■ THE INPUT ■
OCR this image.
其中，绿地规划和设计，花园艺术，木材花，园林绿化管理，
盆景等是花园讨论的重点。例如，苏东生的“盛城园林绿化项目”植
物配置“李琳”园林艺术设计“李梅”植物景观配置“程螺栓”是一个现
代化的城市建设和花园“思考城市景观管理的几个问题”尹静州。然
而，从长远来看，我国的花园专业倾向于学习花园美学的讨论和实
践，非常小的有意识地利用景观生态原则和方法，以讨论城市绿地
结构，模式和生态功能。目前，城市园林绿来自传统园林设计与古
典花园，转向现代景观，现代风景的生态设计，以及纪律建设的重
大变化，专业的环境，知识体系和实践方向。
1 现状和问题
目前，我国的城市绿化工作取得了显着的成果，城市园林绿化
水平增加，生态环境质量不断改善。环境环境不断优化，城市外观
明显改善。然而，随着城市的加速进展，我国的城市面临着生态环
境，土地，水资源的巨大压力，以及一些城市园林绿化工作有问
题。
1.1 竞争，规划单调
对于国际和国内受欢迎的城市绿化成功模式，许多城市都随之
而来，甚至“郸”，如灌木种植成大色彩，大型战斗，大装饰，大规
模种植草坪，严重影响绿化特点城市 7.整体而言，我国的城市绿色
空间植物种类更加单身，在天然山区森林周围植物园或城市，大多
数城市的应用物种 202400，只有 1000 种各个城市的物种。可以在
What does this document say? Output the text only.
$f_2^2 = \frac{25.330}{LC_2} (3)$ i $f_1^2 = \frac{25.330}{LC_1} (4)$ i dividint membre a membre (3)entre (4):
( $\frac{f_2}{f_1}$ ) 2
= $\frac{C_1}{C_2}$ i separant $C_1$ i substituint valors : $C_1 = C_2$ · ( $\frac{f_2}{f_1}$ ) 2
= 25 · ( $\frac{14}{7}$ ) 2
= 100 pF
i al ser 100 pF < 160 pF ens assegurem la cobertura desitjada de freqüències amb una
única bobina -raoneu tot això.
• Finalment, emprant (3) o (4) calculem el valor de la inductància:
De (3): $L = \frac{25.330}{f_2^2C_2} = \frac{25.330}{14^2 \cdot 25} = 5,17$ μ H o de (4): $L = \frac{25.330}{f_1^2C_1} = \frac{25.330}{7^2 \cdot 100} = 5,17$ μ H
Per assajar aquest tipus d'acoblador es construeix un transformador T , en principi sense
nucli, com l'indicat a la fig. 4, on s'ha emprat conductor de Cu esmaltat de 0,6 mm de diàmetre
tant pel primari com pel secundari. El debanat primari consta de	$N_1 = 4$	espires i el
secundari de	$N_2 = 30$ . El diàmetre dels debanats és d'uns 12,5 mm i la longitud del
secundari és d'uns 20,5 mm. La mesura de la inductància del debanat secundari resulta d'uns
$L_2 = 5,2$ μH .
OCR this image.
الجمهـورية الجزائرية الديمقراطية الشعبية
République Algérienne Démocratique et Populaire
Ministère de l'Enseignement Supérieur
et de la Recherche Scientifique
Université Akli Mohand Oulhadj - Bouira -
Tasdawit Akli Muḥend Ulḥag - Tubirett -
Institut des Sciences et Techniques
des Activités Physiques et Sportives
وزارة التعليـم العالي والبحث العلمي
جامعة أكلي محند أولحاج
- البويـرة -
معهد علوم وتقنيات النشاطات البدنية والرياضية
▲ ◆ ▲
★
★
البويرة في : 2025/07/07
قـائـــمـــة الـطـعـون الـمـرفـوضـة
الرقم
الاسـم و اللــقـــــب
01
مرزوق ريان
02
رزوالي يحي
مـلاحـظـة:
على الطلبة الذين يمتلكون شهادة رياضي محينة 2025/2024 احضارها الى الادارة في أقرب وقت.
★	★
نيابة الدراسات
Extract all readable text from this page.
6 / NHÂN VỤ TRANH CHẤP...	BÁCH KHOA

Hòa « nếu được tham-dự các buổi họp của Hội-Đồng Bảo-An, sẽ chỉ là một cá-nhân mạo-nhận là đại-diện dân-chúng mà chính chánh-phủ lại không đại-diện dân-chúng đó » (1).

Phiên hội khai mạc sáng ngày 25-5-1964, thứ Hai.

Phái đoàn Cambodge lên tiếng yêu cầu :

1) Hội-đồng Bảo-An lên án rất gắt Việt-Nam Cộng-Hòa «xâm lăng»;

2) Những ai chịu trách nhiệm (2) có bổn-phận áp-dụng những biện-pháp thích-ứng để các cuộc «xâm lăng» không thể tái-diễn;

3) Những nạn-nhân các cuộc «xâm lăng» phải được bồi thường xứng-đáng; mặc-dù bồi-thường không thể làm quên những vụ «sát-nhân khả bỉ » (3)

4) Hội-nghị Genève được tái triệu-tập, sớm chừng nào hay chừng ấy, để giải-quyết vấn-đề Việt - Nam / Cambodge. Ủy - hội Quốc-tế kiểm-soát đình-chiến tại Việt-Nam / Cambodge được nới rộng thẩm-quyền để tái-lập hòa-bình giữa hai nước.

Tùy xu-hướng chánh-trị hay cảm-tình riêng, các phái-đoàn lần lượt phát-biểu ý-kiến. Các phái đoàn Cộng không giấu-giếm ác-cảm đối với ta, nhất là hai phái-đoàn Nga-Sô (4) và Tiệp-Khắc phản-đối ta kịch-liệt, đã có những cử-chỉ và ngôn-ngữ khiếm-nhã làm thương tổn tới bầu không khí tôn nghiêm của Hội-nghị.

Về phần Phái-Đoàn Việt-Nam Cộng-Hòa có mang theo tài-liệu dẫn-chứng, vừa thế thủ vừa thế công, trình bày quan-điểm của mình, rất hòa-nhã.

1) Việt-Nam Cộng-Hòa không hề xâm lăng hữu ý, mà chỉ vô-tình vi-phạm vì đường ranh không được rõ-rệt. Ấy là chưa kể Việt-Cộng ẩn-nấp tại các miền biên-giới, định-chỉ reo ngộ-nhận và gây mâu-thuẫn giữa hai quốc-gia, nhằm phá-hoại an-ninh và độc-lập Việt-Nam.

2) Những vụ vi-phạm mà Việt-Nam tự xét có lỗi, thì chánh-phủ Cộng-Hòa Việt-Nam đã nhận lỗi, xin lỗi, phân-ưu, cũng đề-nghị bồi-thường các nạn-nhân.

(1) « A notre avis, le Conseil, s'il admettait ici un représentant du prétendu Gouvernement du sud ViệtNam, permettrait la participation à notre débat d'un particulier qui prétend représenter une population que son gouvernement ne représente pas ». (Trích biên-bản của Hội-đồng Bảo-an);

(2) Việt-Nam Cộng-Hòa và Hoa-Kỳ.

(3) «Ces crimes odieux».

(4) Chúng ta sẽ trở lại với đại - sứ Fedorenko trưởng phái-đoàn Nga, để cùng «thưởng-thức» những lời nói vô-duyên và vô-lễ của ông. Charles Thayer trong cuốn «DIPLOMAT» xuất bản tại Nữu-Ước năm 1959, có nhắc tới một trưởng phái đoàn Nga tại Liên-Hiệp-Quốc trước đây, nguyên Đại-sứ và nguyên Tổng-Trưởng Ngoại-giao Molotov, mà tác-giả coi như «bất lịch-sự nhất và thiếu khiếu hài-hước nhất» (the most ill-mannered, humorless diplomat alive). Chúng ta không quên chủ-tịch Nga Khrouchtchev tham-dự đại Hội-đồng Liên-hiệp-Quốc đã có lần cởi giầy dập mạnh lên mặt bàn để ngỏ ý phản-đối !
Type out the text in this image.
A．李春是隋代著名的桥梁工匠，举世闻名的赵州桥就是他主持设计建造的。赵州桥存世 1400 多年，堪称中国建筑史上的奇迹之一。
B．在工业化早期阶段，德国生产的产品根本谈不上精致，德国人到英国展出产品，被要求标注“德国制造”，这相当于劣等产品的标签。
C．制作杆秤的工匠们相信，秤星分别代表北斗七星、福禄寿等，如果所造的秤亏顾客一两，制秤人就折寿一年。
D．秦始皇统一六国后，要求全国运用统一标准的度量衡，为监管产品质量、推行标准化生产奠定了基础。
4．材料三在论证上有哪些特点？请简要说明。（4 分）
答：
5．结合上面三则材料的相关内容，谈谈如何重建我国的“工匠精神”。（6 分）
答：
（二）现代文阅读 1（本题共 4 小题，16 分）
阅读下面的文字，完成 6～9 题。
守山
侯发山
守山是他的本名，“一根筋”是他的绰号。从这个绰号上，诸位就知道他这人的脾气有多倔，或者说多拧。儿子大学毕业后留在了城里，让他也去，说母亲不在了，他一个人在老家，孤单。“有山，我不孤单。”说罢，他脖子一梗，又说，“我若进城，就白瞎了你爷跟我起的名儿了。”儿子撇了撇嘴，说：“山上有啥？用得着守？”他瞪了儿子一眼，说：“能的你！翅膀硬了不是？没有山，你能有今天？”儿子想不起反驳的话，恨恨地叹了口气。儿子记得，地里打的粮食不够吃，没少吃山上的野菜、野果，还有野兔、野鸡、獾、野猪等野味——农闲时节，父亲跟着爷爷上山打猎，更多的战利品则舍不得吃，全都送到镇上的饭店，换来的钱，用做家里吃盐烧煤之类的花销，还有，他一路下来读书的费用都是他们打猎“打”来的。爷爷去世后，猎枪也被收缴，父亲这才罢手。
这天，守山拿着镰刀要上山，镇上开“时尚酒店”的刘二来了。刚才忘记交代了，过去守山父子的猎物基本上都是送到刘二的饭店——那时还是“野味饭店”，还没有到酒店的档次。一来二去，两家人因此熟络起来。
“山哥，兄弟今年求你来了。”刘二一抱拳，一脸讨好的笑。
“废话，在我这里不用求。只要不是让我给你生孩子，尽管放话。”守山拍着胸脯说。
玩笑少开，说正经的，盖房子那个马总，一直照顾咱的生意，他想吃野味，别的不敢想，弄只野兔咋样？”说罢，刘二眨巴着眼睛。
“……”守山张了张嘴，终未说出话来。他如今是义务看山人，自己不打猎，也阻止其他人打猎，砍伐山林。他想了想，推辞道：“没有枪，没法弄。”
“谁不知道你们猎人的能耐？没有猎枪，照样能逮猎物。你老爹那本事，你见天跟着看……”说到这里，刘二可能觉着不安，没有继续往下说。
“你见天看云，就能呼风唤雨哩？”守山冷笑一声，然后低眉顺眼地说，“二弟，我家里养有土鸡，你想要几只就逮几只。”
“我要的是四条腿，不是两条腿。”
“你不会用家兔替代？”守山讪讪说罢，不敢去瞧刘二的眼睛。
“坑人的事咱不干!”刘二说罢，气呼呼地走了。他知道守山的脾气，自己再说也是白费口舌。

■ PROBLEM TO WORK ON ■
Which lines hold the word "quên"? Return all of them from the records above.

■ TASK ANSWER ■
3) Những nạn-nhân các cuộc «xâm lăng» phải được bồi thường xứng-đáng; mặc-dù bồi-thường không thể làm quên những vụ «sát-nhân khả bỉ » (3)
(4) Chúng ta sẽ trở lại với đại - sứ Fedorenko trưởng phái-đoàn Nga, để cùng «thưởng-thức» những lời nói vô-duyên và vô-lễ của ông. Charles Thayer trong cuốn «DIPLOMAT» xuất bản tại Nữu-Ước năm 1959, có nhắc tới một trưởng phái đoàn Nga tại Liên-Hiệp-Quốc trước đây, nguyên Đại-sứ và nguyên Tổng-Trưởng Ngoại-giao Molotov, mà tác-giả coi như «bất lịch-sự nhất và thiếu khiếu hài-hước nhất» (the most ill-mannered, humorless diplomat alive). Chúng ta không quên chủ-tịch Nga Khrouchtchev tham-dự đại Hội-đồng Liên-hiệp-Quốc đã có lần cởi giầy dập mạnh lên mặt bàn để ngỏ ý phản-đối !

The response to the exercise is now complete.